- **Given request**
Your task is to output the listing word for word, with pictures excluded.

------ Supplied material ------

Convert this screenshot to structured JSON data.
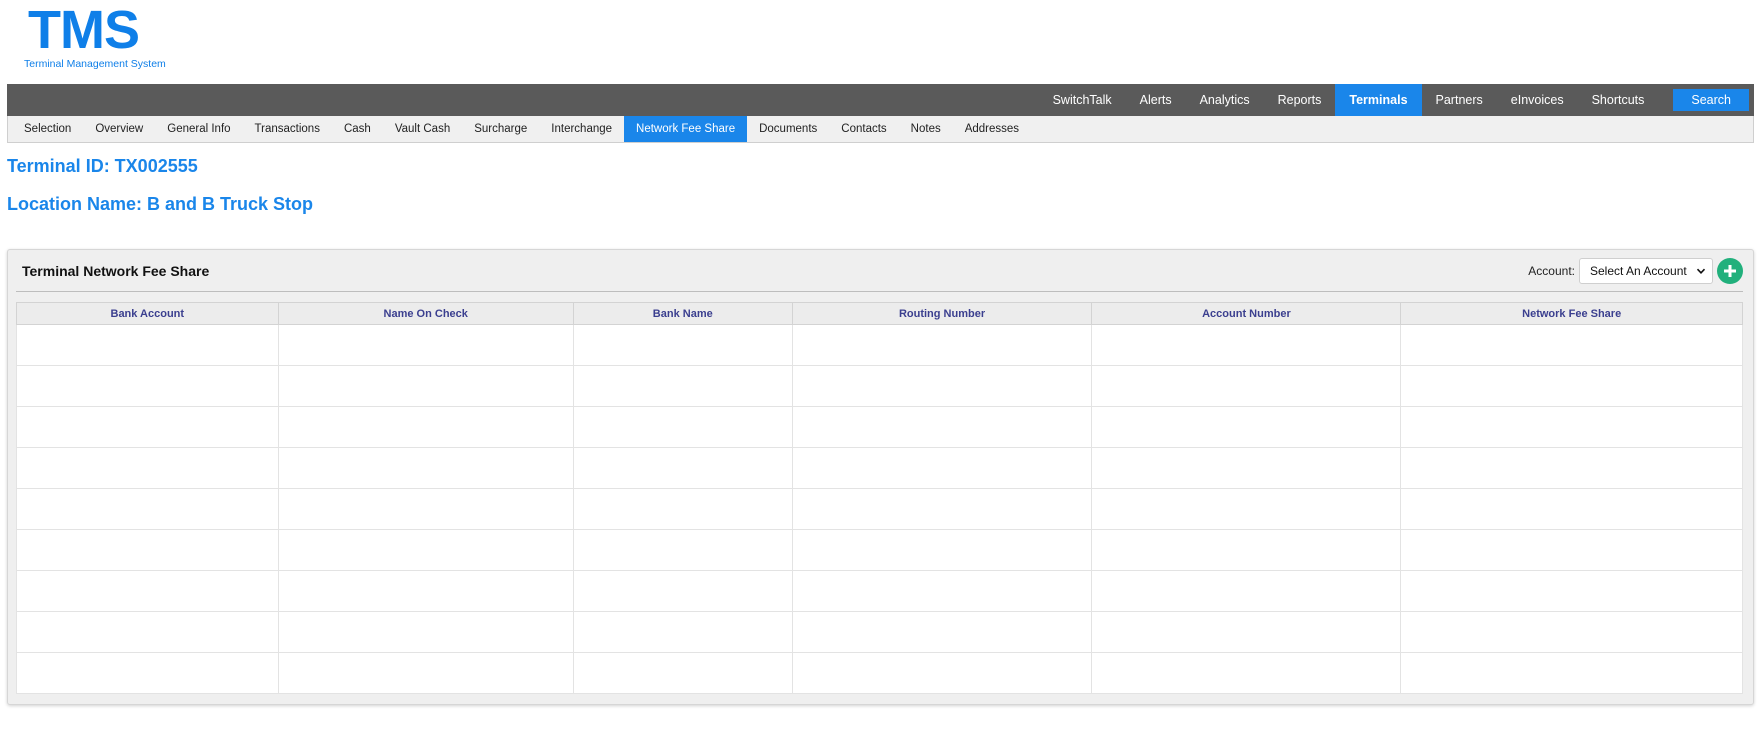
{
  "logo": {
    "main": "TMS",
    "sub": "Terminal Management System"
  },
  "topnav": {
    "items": [
      {
        "label": "SwitchTalk",
        "active": false
      },
      {
        "label": "Alerts",
        "active": false
      },
      {
        "label": "Analytics",
        "active": false
      },
      {
        "label": "Reports",
        "active": false
      },
      {
        "label": "Terminals",
        "active": true
      },
      {
        "label": "Partners",
        "active": false
      },
      {
        "label": "eInvoices",
        "active": false
      },
      {
        "label": "Shortcuts",
        "active": false
      }
    ],
    "search_label": "Search"
  },
  "subnav": {
    "items": [
      {
        "label": "Selection",
        "active": false
      },
      {
        "label": "Overview",
        "active": false
      },
      {
        "label": "General Info",
        "active": false
      },
      {
        "label": "Transactions",
        "active": false
      },
      {
        "label": "Cash",
        "active": false
      },
      {
        "label": "Vault Cash",
        "active": false
      },
      {
        "label": "Surcharge",
        "active": false
      },
      {
        "label": "Interchange",
        "active": false
      },
      {
        "label": "Network Fee Share",
        "active": true
      },
      {
        "label": "Documents",
        "active": false
      },
      {
        "label": "Contacts",
        "active": false
      },
      {
        "label": "Notes",
        "active": false
      },
      {
        "label": "Addresses",
        "active": false
      }
    ]
  },
  "header": {
    "terminal_id": "Terminal ID: TX002555",
    "location_name": "Location Name: B and B Truck Stop"
  },
  "panel": {
    "title": "Terminal Network Fee Share",
    "account_label": "Account:",
    "account_select_value": "Select An Account"
  },
  "table": {
    "columns": [
      "Bank Account",
      "Name On Check",
      "Bank Name",
      "Routing Number",
      "Account Number",
      "Network Fee Share"
    ],
    "rows": [
      [
        "",
        "",
        "",
        "",
        "",
        ""
      ],
      [
        "",
        "",
        "",
        "",
        "",
        ""
      ],
      [
        "",
        "",
        "",
        "",
        "",
        ""
      ],
      [
        "",
        "",
        "",
        "",
        "",
        ""
      ],
      [
        "",
        "",
        "",
        "",
        "",
        ""
      ],
      [
        "",
        "",
        "",
        "",
        "",
        ""
      ],
      [
        "",
        "",
        "",
        "",
        "",
        ""
      ],
      [
        "",
        "",
        "",
        "",
        "",
        ""
      ],
      [
        "",
        "",
        "",
        "",
        "",
        ""
      ]
    ]
  },
  "colors": {
    "brand_blue": "#1a86ea",
    "nav_bg": "#5a5a5a",
    "add_green": "#21b07c",
    "header_text": "#3b3f8f"
  },
  "icons": {
    "add": "plus-circle-icon",
    "dropdown": "chevron-down-icon"
  }
}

------

- **Correct output**
Convert this screenshot to structured JSON data.
{
  "logo": {
    "main": "TMS",
    "sub": "Terminal Management System"
  },
  "topnav": {
    "items": [
      {
        "label": "SwitchTalk",
        "active": false
      },
      {
        "label": "Alerts",
        "active": false
      },
      {
        "label": "Analytics",
        "active": false
      },
      {
        "label": "Reports",
        "active": false
      },
      {
        "label": "Terminals",
        "active": true
      },
      {
        "label": "Partners",
        "active": false
      },
      {
        "label": "eInvoices",
        "active": false
      },
      {
        "label": "Shortcuts",
        "active": false
      }
    ],
    "search_label": "Search"
  },
  "subnav": {
    "items": [
      {
        "label": "Selection",
        "active": false
      },
      {
        "label": "Overview",
        "active": false
      },
      {
        "label": "General Info",
        "active": false
      },
      {
        "label": "Transactions",
        "active": false
      },
      {
        "label": "Cash",
        "active": false
      },
      {
        "label": "Vault Cash",
        "active": false
      },
      {
        "label": "Surcharge",
        "active": false
      },
      {
        "label": "Interchange",
        "active": false
      },
      {
        "label": "Network Fee Share",
        "active": true
      },
      {
        "label": "Documents",
        "active": false
      },
      {
        "label": "Contacts",
        "active": false
      },
      {
        "label": "Notes",
        "active": false
      },
      {
        "label": "Addresses",
        "active": false
      }
    ]
  },
  "header": {
    "terminal_id": "Terminal ID: TX002555",
    "location_name": "Location Name: B and B Truck Stop"
  },
  "panel": {
    "title": "Terminal Network Fee Share",
    "account_label": "Account:",
    "account_select_value": "Select An Account"
  },
  "table": {
    "columns": [
      "Bank Account",
      "Name On Check",
      "Bank Name",
      "Routing Number",
      "Account Number",
      "Network Fee Share"
    ],
    "rows": [
      [
        "",
        "",
        "",
        "",
        "",
        ""
      ],
      [
        "",
        "",
        "",
        "",
        "",
        ""
      ],
      [
        "",
        "",
        "",
        "",
        "",
        ""
      ],
      [
        "",
        "",
        "",
        "",
        "",
        ""
      ],
      [
        "",
        "",
        "",
        "",
        "",
        ""
      ],
      [
        "",
        "",
        "",
        "",
        "",
        ""
      ],
      [
        "",
        "",
        "",
        "",
        "",
        ""
      ],
      [
        "",
        "",
        "",
        "",
        "",
        ""
      ],
      [
        "",
        "",
        "",
        "",
        "",
        ""
      ]
    ]
  },
  "colors": {
    "brand_blue": "#1a86ea",
    "nav_bg": "#5a5a5a",
    "add_green": "#21b07c",
    "header_text": "#3b3f8f"
  },
  "icons": {
    "add": "plus-circle-icon",
    "dropdown": "chevron-down-icon"
  }
}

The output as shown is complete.